§ **EXERCISE REQUIREMENTS**:
Output the full listing below exactly, without the pictures.

....

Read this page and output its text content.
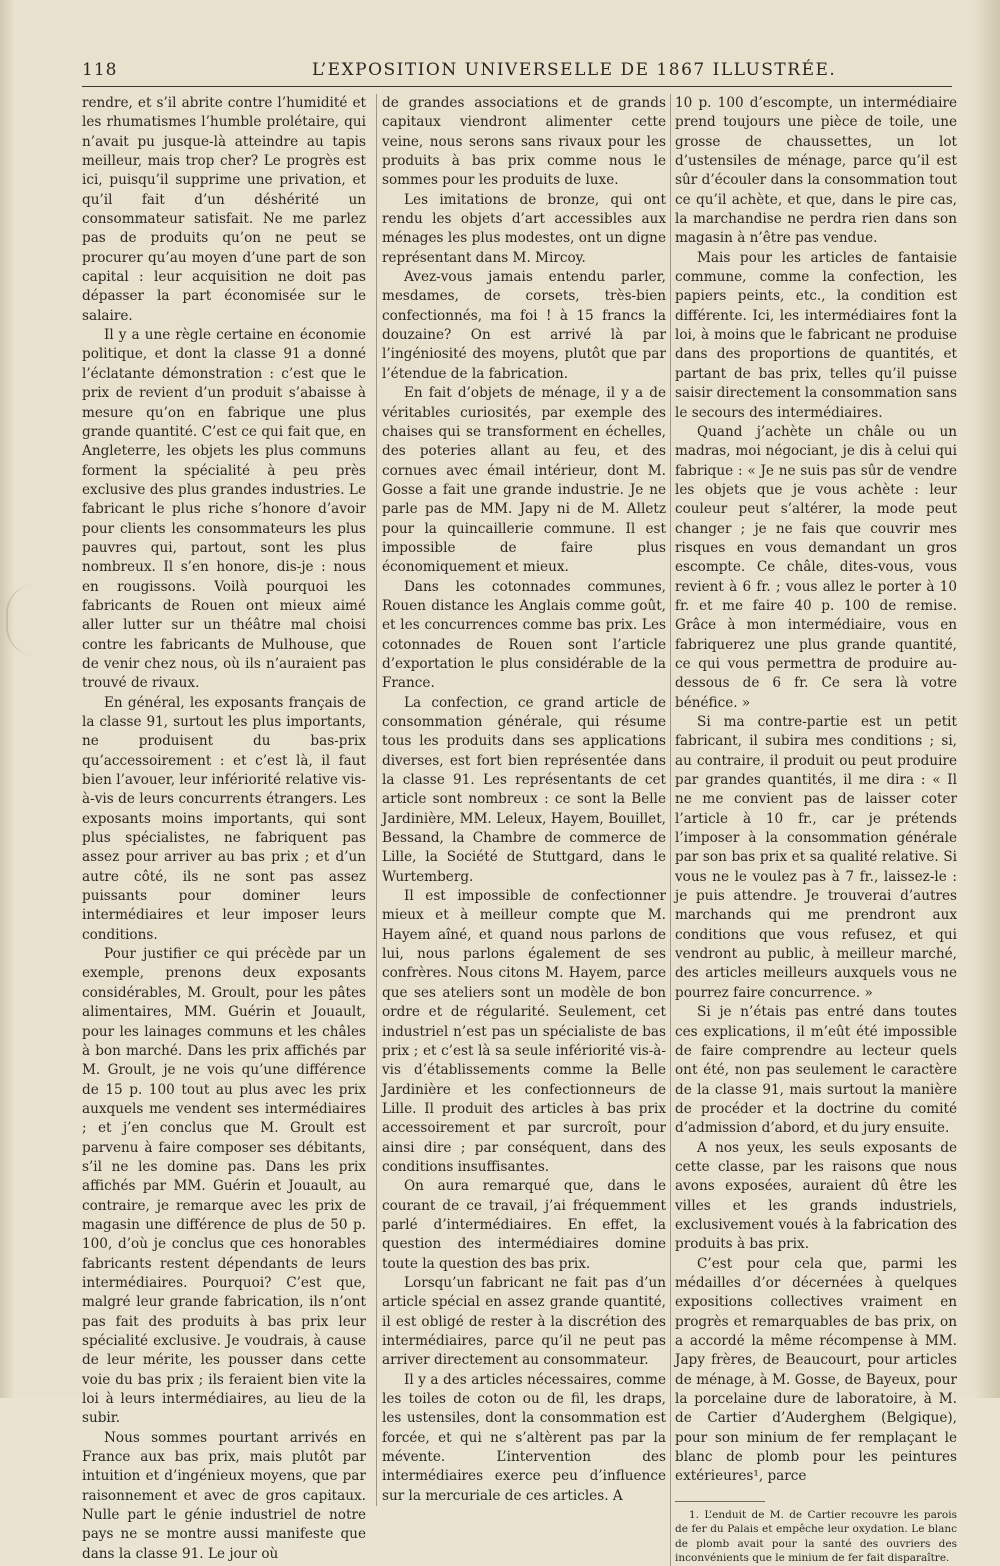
118	L’EXPOSITION UNIVERSELLE DE 1867 ILLUSTRÉE.

rendre, et s’il abrite contre l’humidité et les rhumatismes l’humble prolétaire, qui n’avait pu jusque-là atteindre au tapis meilleur, mais trop cher? Le progrès est ici, puisqu’il supprime une privation, et qu’il fait d’un déshérité un consommateur satisfait. Ne me parlez pas de produits qu’on ne peut se procurer qu’au moyen d’une part de son capital : leur acquisition ne doit pas dépasser la part économisée sur le salaire.

Il y a une règle certaine en économie politique, et dont la classe 91 a donné l’éclatante démonstration : c’est que le prix de revient d’un produit s’abaisse à mesure qu’on en fabrique une plus grande quantité. C’est ce qui fait que, en Angleterre, les objets les plus communs forment la spécialité à peu près exclusive des plus grandes industries. Le fabricant le plus riche s’honore d’avoir pour clients les consommateurs les plus pauvres qui, partout, sont les plus nombreux. Il s’en honore, dis-je : nous en rougissons. Voilà pourquoi les fabricants de Rouen ont mieux aimé aller lutter sur un théâtre mal choisi contre les fabricants de Mulhouse, que de venir chez nous, où ils n’auraient pas trouvé de rivaux.

En général, les exposants français de la classe 91, surtout les plus importants, ne produisent du bas-prix qu’accessoirement : et c’est là, il faut bien l’avouer, leur infériorité relative vis-à-vis de leurs concurrents étrangers. Les exposants moins importants, qui sont plus spécialistes, ne fabriquent pas assez pour arriver au bas prix ; et d’un autre côté, ils ne sont pas assez puissants pour dominer leurs intermédiaires et leur imposer leurs conditions.

Pour justifier ce qui précède par un exemple, prenons deux exposants considérables, M. Groult, pour les pâtes alimentaires, MM. Guérin et Jouault, pour les lainages communs et les châles à bon marché. Dans les prix affichés par M. Groult, je ne vois qu’une différence de 15 p. 100 tout au plus avec les prix auxquels me vendent ses intermédiaires ; et j’en conclus que M. Groult est parvenu à faire composer ses débitants, s’il ne les domine pas. Dans les prix affichés par MM. Guérin et Jouault, au contraire, je remarque avec les prix de magasin une différence de plus de 50 p. 100, d’où je conclus que ces honorables fabricants restent dépendants de leurs intermédiaires. Pourquoi? C’est que, malgré leur grande fabrication, ils n’ont pas fait des produits à bas prix leur spécialité exclusive. Je voudrais, à cause de leur mérite, les pousser dans cette voie du bas prix ; ils feraient bien vite la loi à leurs intermédiaires, au lieu de la subir.

Nous sommes pourtant arrivés en France aux bas prix, mais plutôt par intuition et d’ingénieux moyens, que par raisonnement et avec de gros capitaux. Nulle part le génie industriel de notre pays ne se montre aussi manifeste que dans la classe 91. Le jour où

de grandes associations et de grands capitaux viendront alimenter cette veine, nous serons sans rivaux pour les produits à bas prix comme nous le sommes pour les produits de luxe.

Les imitations de bronze, qui ont rendu les objets d’art accessibles aux ménages les plus modestes, ont un digne représentant dans M. Mircoy.

Avez-vous jamais entendu parler, mesdames, de corsets, très-bien confectionnés, ma foi ! à 15 francs la douzaine? On est arrivé là par l’ingéniosité des moyens, plutôt que par l’étendue de la fabrication.

En fait d’objets de ménage, il y a de véritables curiosités, par exemple des chaises qui se transforment en échelles, des poteries allant au feu, et des cornues avec émail intérieur, dont M. Gosse a fait une grande industrie. Je ne parle pas de MM. Japy ni de M. Alletz pour la quincaillerie commune. Il est impossible de faire plus économiquement et mieux.

Dans les cotonnades communes, Rouen distance les Anglais comme goût, et les concurrences comme bas prix. Les cotonnades de Rouen sont l’article d’exportation le plus considérable de la France.

La confection, ce grand article de consommation générale, qui résume tous les produits dans ses applications diverses, est fort bien représentée dans la classe 91. Les représentants de cet article sont nombreux : ce sont la Belle Jardinière, MM. Leleux, Hayem, Bouillet, Bessand, la Chambre de commerce de Lille, la Société de Stuttgard, dans le Wurtemberg.

Il est impossible de confectionner mieux et à meilleur compte que M. Hayem aîné, et quand nous parlons de lui, nous parlons également de ses confrères. Nous citons M. Hayem, parce que ses ateliers sont un modèle de bon ordre et de régularité. Seulement, cet industriel n’est pas un spécialiste de bas prix ; et c’est là sa seule infériorité vis-à-vis d’établissements comme la Belle Jardinière et les confectionneurs de Lille. Il produit des articles à bas prix accessoirement et par surcroît, pour ainsi dire ; par conséquent, dans des conditions insuffisantes.

On aura remarqué que, dans le courant de ce travail, j’ai fréquemment parlé d’intermédiaires. En effet, la question des intermédiaires domine toute la question des bas prix.

Lorsqu’un fabricant ne fait pas d’un article spécial en assez grande quantité, il est obligé de rester à la discrétion des intermédiaires, parce qu’il ne peut pas arriver directement au consommateur.

Il y a des articles nécessaires, comme les toiles de coton ou de fil, les draps, les ustensiles, dont la consommation est forcée, et qui ne s’altèrent pas par la mévente. L’intervention des intermédiaires exerce peu d’influence sur la mercuriale de ces articles. A

10 p. 100 d’escompte, un intermédiaire prend toujours une pièce de toile, une grosse de chaussettes, un lot d’ustensiles de ménage, parce qu’il est sûr d’écouler dans la consommation tout ce qu’il achète, et que, dans le pire cas, la marchandise ne perdra rien dans son magasin à n’être pas vendue.

Mais pour les articles de fantaisie commune, comme la confection, les papiers peints, etc., la condition est différente. Ici, les intermédiaires font la loi, à moins que le fabricant ne produise dans des proportions de quantités, et partant de bas prix, telles qu’il puisse saisir directement la consommation sans le secours des intermédiaires.

Quand j’achète un châle ou un madras, moi négociant, je dis à celui qui fabrique : « Je ne suis pas sûr de vendre les objets que je vous achète : leur couleur peut s’altérer, la mode peut changer ; je ne fais que couvrir mes risques en vous demandant un gros escompte. Ce châle, dites-vous, vous revient à 6 fr. ; vous allez le porter à 10 fr. et me faire 40 p. 100 de remise. Grâce à mon intermédiaire, vous en fabriquerez une plus grande quantité, ce qui vous permettra de produire au-dessous de 6 fr. Ce sera là votre bénéfice. »

Si ma contre-partie est un petit fabricant, il subira mes conditions ; si, au contraire, il produit ou peut produire par grandes quantités, il me dira : « Il ne me convient pas de laisser coter l’article à 10 fr., car je prétends l’imposer à la consommation générale par son bas prix et sa qualité relative. Si vous ne le voulez pas à 7 fr., laissez-le : je puis attendre. Je trouverai d’autres marchands qui me prendront aux conditions que vous refusez, et qui vendront au public, à meilleur marché, des articles meilleurs auxquels vous ne pourrez faire concurrence. »

Si je n’étais pas entré dans toutes ces explications, il m’eût été impossible de faire comprendre au lecteur quels ont été, non pas seulement le caractère de la classe 91, mais surtout la manière de procéder et la doctrine du comité d’admission d’abord, et du jury ensuite.

A nos yeux, les seuls exposants de cette classe, par les raisons que nous avons exposées, auraient dû être les villes et les grands industriels, exclusivement voués à la fabrication des produits à bas prix.

C’est pour cela que, parmi les médailles d’or décernées à quelques expositions collectives vraiment en progrès et remarquables de bas prix, on a accordé la même récompense à MM. Japy frères, de Beaucourt, pour articles de ménage, à M. Gosse, de Bayeux, pour la porcelaine dure de laboratoire, à M. de Cartier d’Auderghem (Belgique), pour son minium de fer remplaçant le blanc de plomb pour les peintures extérieures¹, parce

1. L’enduit de M. de Cartier recouvre les parois de fer du Palais et empêche leur oxydation. Le blanc de plomb avait pour la santé des ouvriers des inconvénients que le minium de fer fait disparaître.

....

§ **RESULT OF THE EXERCISE**:
Read this page and output its text content.
118	L’EXPOSITION UNIVERSELLE DE 1867 ILLUSTRÉE.

rendre, et s’il abrite contre l’humidité et les rhumatismes l’humble prolétaire, qui n’avait pu jusque-là atteindre au tapis meilleur, mais trop cher? Le progrès est ici, puisqu’il supprime une privation, et qu’il fait d’un déshérité un consommateur satisfait. Ne me parlez pas de produits qu’on ne peut se procurer qu’au moyen d’une part de son capital : leur acquisition ne doit pas dépasser la part économisée sur le salaire.

Il y a une règle certaine en économie politique, et dont la classe 91 a donné l’éclatante démonstration : c’est que le prix de revient d’un produit s’abaisse à mesure qu’on en fabrique une plus grande quantité. C’est ce qui fait que, en Angleterre, les objets les plus communs forment la spécialité à peu près exclusive des plus grandes industries. Le fabricant le plus riche s’honore d’avoir pour clients les consommateurs les plus pauvres qui, partout, sont les plus nombreux. Il s’en honore, dis-je : nous en rougissons. Voilà pourquoi les fabricants de Rouen ont mieux aimé aller lutter sur un théâtre mal choisi contre les fabricants de Mulhouse, que de venir chez nous, où ils n’auraient pas trouvé de rivaux.

En général, les exposants français de la classe 91, surtout les plus importants, ne produisent du bas-prix qu’accessoirement : et c’est là, il faut bien l’avouer, leur infériorité relative vis-à-vis de leurs concurrents étrangers. Les exposants moins importants, qui sont plus spécialistes, ne fabriquent pas assez pour arriver au bas prix ; et d’un autre côté, ils ne sont pas assez puissants pour dominer leurs intermédiaires et leur imposer leurs conditions.

Pour justifier ce qui précède par un exemple, prenons deux exposants considérables, M. Groult, pour les pâtes alimentaires, MM. Guérin et Jouault, pour les lainages communs et les châles à bon marché. Dans les prix affichés par M. Groult, je ne vois qu’une différence de 15 p. 100 tout au plus avec les prix auxquels me vendent ses intermédiaires ; et j’en conclus que M. Groult est parvenu à faire composer ses débitants, s’il ne les domine pas. Dans les prix affichés par MM. Guérin et Jouault, au contraire, je remarque avec les prix de magasin une différence de plus de 50 p. 100, d’où je conclus que ces honorables fabricants restent dépendants de leurs intermédiaires. Pourquoi? C’est que, malgré leur grande fabrication, ils n’ont pas fait des produits à bas prix leur spécialité exclusive. Je voudrais, à cause de leur mérite, les pousser dans cette voie du bas prix ; ils feraient bien vite la loi à leurs intermédiaires, au lieu de la subir.

Nous sommes pourtant arrivés en France aux bas prix, mais plutôt par intuition et d’ingénieux moyens, que par raisonnement et avec de gros capitaux. Nulle part le génie industriel de notre pays ne se montre aussi manifeste que dans la classe 91. Le jour où

de grandes associations et de grands capitaux viendront alimenter cette veine, nous serons sans rivaux pour les produits à bas prix comme nous le sommes pour les produits de luxe.

Les imitations de bronze, qui ont rendu les objets d’art accessibles aux ménages les plus modestes, ont un digne représentant dans M. Mircoy.

Avez-vous jamais entendu parler, mesdames, de corsets, très-bien confectionnés, ma foi ! à 15 francs la douzaine? On est arrivé là par l’ingéniosité des moyens, plutôt que par l’étendue de la fabrication.

En fait d’objets de ménage, il y a de véritables curiosités, par exemple des chaises qui se transforment en échelles, des poteries allant au feu, et des cornues avec émail intérieur, dont M. Gosse a fait une grande industrie. Je ne parle pas de MM. Japy ni de M. Alletz pour la quincaillerie commune. Il est impossible de faire plus économiquement et mieux.

Dans les cotonnades communes, Rouen distance les Anglais comme goût, et les concurrences comme bas prix. Les cotonnades de Rouen sont l’article d’exportation le plus considérable de la France.

La confection, ce grand article de consommation générale, qui résume tous les produits dans ses applications diverses, est fort bien représentée dans la classe 91. Les représentants de cet article sont nombreux : ce sont la Belle Jardinière, MM. Leleux, Hayem, Bouillet, Bessand, la Chambre de commerce de Lille, la Société de Stuttgard, dans le Wurtemberg.

Il est impossible de confectionner mieux et à meilleur compte que M. Hayem aîné, et quand nous parlons de lui, nous parlons également de ses confrères. Nous citons M. Hayem, parce que ses ateliers sont un modèle de bon ordre et de régularité. Seulement, cet industriel n’est pas un spécialiste de bas prix ; et c’est là sa seule infériorité vis-à-vis d’établissements comme la Belle Jardinière et les confectionneurs de Lille. Il produit des articles à bas prix accessoirement et par surcroît, pour ainsi dire ; par conséquent, dans des conditions insuffisantes.

On aura remarqué que, dans le courant de ce travail, j’ai fréquemment parlé d’intermédiaires. En effet, la question des intermédiaires domine toute la question des bas prix.

Lorsqu’un fabricant ne fait pas d’un article spécial en assez grande quantité, il est obligé de rester à la discrétion des intermédiaires, parce qu’il ne peut pas arriver directement au consommateur.

Il y a des articles nécessaires, comme les toiles de coton ou de fil, les draps, les ustensiles, dont la consommation est forcée, et qui ne s’altèrent pas par la mévente. L’intervention des intermédiaires exerce peu d’influence sur la mercuriale de ces articles. A

10 p. 100 d’escompte, un intermédiaire prend toujours une pièce de toile, une grosse de chaussettes, un lot d’ustensiles de ménage, parce qu’il est sûr d’écouler dans la consommation tout ce qu’il achète, et que, dans le pire cas, la marchandise ne perdra rien dans son magasin à n’être pas vendue.

Mais pour les articles de fantaisie commune, comme la confection, les papiers peints, etc., la condition est différente. Ici, les intermédiaires font la loi, à moins que le fabricant ne produise dans des proportions de quantités, et partant de bas prix, telles qu’il puisse saisir directement la consommation sans le secours des intermédiaires.

Quand j’achète un châle ou un madras, moi négociant, je dis à celui qui fabrique : « Je ne suis pas sûr de vendre les objets que je vous achète : leur couleur peut s’altérer, la mode peut changer ; je ne fais que couvrir mes risques en vous demandant un gros escompte. Ce châle, dites-vous, vous revient à 6 fr. ; vous allez le porter à 10 fr. et me faire 40 p. 100 de remise. Grâce à mon intermédiaire, vous en fabriquerez une plus grande quantité, ce qui vous permettra de produire au-dessous de 6 fr. Ce sera là votre bénéfice. »

Si ma contre-partie est un petit fabricant, il subira mes conditions ; si, au contraire, il produit ou peut produire par grandes quantités, il me dira : « Il ne me convient pas de laisser coter l’article à 10 fr., car je prétends l’imposer à la consommation générale par son bas prix et sa qualité relative. Si vous ne le voulez pas à 7 fr., laissez-le : je puis attendre. Je trouverai d’autres marchands qui me prendront aux conditions que vous refusez, et qui vendront au public, à meilleur marché, des articles meilleurs auxquels vous ne pourrez faire concurrence. »

Si je n’étais pas entré dans toutes ces explications, il m’eût été impossible de faire comprendre au lecteur quels ont été, non pas seulement le caractère de la classe 91, mais surtout la manière de procéder et la doctrine du comité d’admission d’abord, et du jury ensuite.

A nos yeux, les seuls exposants de cette classe, par les raisons que nous avons exposées, auraient dû être les villes et les grands industriels, exclusivement voués à la fabrication des produits à bas prix.

C’est pour cela que, parmi les médailles d’or décernées à quelques expositions collectives vraiment en progrès et remarquables de bas prix, on a accordé la même récompense à MM. Japy frères, de Beaucourt, pour articles de ménage, à M. Gosse, de Bayeux, pour la porcelaine dure de laboratoire, à M. de Cartier d’Auderghem (Belgique), pour son minium de fer remplaçant le blanc de plomb pour les peintures extérieures¹, parce

1. L’enduit de M. de Cartier recouvre les parois de fer du Palais et empêche leur oxydation. Le blanc de plomb avait pour la santé des ouvriers des inconvénients que le minium de fer fait disparaître.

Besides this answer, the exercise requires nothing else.